INSTRUCTION ▸ Look in the data below for the line that contains "Convert this chart to structured JSON data.". Copy that line and the remaining lines exactly.

══ DATA ══

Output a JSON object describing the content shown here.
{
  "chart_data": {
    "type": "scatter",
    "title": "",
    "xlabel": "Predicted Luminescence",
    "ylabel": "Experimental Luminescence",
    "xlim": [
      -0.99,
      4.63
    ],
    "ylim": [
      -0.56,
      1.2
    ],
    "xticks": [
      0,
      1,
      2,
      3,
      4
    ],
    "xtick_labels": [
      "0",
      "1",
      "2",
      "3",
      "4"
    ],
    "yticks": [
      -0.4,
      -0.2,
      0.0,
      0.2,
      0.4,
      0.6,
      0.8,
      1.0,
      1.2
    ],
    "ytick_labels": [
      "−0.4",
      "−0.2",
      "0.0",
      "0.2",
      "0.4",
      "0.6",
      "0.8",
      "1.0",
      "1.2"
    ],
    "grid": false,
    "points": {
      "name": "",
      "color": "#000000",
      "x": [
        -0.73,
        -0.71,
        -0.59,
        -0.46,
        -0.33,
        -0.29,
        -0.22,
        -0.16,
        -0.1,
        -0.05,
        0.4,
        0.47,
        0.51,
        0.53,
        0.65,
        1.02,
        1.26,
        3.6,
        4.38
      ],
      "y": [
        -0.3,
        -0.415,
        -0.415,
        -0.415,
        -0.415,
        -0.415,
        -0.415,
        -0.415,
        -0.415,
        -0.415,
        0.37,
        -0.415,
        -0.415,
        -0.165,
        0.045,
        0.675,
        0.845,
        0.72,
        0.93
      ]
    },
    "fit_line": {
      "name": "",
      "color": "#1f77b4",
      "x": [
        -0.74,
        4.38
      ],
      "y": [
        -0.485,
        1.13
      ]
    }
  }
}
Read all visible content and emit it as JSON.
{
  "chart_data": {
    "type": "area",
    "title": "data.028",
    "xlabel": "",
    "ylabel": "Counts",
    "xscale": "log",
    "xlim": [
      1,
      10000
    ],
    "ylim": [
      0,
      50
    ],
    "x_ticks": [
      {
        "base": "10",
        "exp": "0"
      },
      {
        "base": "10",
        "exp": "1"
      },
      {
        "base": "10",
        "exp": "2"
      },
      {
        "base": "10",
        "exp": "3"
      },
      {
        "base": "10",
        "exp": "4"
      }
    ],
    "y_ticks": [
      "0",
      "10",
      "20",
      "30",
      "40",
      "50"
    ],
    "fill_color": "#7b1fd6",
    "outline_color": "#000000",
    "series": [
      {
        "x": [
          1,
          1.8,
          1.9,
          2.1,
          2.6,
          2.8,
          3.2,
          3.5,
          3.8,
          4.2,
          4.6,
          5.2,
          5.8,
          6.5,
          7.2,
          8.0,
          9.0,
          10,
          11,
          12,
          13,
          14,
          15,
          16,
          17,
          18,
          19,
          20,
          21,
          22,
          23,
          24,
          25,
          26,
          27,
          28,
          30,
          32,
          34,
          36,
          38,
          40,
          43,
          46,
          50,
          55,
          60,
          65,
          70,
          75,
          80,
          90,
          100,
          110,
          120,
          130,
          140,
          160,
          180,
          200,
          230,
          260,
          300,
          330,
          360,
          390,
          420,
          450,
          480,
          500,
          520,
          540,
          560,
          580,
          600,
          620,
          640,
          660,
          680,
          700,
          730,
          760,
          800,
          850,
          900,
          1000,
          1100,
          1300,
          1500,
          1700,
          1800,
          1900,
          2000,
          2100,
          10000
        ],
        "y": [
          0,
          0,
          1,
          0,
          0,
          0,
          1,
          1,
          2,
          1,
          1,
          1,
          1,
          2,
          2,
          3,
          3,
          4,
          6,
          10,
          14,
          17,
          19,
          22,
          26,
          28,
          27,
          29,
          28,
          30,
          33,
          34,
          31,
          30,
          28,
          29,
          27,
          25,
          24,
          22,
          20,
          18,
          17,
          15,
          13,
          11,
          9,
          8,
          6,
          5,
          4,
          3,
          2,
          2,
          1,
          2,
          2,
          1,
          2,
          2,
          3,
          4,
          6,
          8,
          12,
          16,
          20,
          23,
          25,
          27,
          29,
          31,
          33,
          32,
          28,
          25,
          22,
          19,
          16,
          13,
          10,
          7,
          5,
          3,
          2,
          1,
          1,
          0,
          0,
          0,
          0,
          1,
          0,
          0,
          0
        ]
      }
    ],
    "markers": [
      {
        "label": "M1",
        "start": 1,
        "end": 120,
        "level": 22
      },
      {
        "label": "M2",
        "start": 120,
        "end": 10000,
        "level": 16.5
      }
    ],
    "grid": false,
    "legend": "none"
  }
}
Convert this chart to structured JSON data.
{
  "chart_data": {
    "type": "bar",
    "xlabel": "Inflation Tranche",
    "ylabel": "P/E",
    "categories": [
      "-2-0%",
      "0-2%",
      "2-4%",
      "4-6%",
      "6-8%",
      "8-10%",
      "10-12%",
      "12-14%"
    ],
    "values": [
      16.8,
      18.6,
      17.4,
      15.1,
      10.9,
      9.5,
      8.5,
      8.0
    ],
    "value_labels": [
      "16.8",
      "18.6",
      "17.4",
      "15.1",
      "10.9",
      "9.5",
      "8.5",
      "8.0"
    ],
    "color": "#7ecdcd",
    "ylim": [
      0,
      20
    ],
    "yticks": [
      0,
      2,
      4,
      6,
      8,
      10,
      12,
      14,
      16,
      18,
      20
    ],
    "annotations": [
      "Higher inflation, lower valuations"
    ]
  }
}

═══

ANSWER FOR THIS EXERCISE ▸
Convert this chart to structured JSON data.
{
  "chart_data": {
    "type": "bar",
    "xlabel": "Inflation Tranche",
    "ylabel": "P/E",
    "categories": [
      "-2-0%",
      "0-2%",
      "2-4%",
      "4-6%",
      "6-8%",
      "8-10%",
      "10-12%",
      "12-14%"
    ],
    "values": [
      16.8,
      18.6,
      17.4,
      15.1,
      10.9,
      9.5,
      8.5,
      8.0
    ],
    "value_labels": [
      "16.8",
      "18.6",
      "17.4",
      "15.1",
      "10.9",
      "9.5",
      "8.5",
      "8.0"
    ],
    "color": "#7ecdcd",
    "ylim": [
      0,
      20
    ],
    "yticks": [
      0,
      2,
      4,
      6,
      8,
      10,
      12,
      14,
      16,
      18,
      20
    ],
    "annotations": [
      "Higher inflation, lower valuations"
    ]
  }
}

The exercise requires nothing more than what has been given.